- What is being asked: Reproduce the listing below verbatim.

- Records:

▼

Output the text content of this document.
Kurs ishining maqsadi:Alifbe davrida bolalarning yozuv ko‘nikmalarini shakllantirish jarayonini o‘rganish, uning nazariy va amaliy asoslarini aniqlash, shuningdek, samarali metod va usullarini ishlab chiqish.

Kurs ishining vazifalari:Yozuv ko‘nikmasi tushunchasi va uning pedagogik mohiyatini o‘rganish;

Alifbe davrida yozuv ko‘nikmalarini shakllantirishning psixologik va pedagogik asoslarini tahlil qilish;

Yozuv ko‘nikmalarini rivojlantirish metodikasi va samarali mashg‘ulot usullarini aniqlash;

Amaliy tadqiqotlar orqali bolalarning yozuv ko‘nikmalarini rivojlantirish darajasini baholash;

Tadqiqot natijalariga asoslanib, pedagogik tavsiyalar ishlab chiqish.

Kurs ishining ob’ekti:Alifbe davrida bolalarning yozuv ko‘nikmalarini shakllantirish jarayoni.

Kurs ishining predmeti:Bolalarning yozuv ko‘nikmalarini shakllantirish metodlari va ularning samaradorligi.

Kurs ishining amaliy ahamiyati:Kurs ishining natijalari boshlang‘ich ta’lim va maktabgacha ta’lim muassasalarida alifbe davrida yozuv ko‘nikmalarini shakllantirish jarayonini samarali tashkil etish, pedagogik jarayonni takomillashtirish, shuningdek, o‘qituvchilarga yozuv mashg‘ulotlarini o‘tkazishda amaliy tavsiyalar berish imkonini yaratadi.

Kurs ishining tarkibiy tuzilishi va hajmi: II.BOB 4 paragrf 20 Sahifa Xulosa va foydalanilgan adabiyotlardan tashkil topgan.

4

▲

- Answer to this problem:
Output the text content of this document.
Kurs ishining maqsadi:Alifbe davrida bolalarning yozuv ko‘nikmalarini shakllantirish jarayonini o‘rganish, uning nazariy va amaliy asoslarini aniqlash, shuningdek, samarali metod va usullarini ishlab chiqish.

Kurs ishining vazifalari:Yozuv ko‘nikmasi tushunchasi va uning pedagogik mohiyatini o‘rganish;

Alifbe davrida yozuv ko‘nikmalarini shakllantirishning psixologik va pedagogik asoslarini tahlil qilish;

Yozuv ko‘nikmalarini rivojlantirish metodikasi va samarali mashg‘ulot usullarini aniqlash;

Amaliy tadqiqotlar orqali bolalarning yozuv ko‘nikmalarini rivojlantirish darajasini baholash;

Tadqiqot natijalariga asoslanib, pedagogik tavsiyalar ishlab chiqish.

Kurs ishining ob’ekti:Alifbe davrida bolalarning yozuv ko‘nikmalarini shakllantirish jarayoni.

Kurs ishining predmeti:Bolalarning yozuv ko‘nikmalarini shakllantirish metodlari va ularning samaradorligi.

Kurs ishining amaliy ahamiyati:Kurs ishining natijalari boshlang‘ich ta’lim va maktabgacha ta’lim muassasalarida alifbe davrida yozuv ko‘nikmalarini shakllantirish jarayonini samarali tashkil etish, pedagogik jarayonni takomillashtirish, shuningdek, o‘qituvchilarga yozuv mashg‘ulotlarini o‘tkazishda amaliy tavsiyalar berish imkonini yaratadi.

Kurs ishining tarkibiy tuzilishi va hajmi: II.BOB 4 paragrf 20 Sahifa Xulosa va foydalanilgan adabiyotlardan tashkil topgan.

4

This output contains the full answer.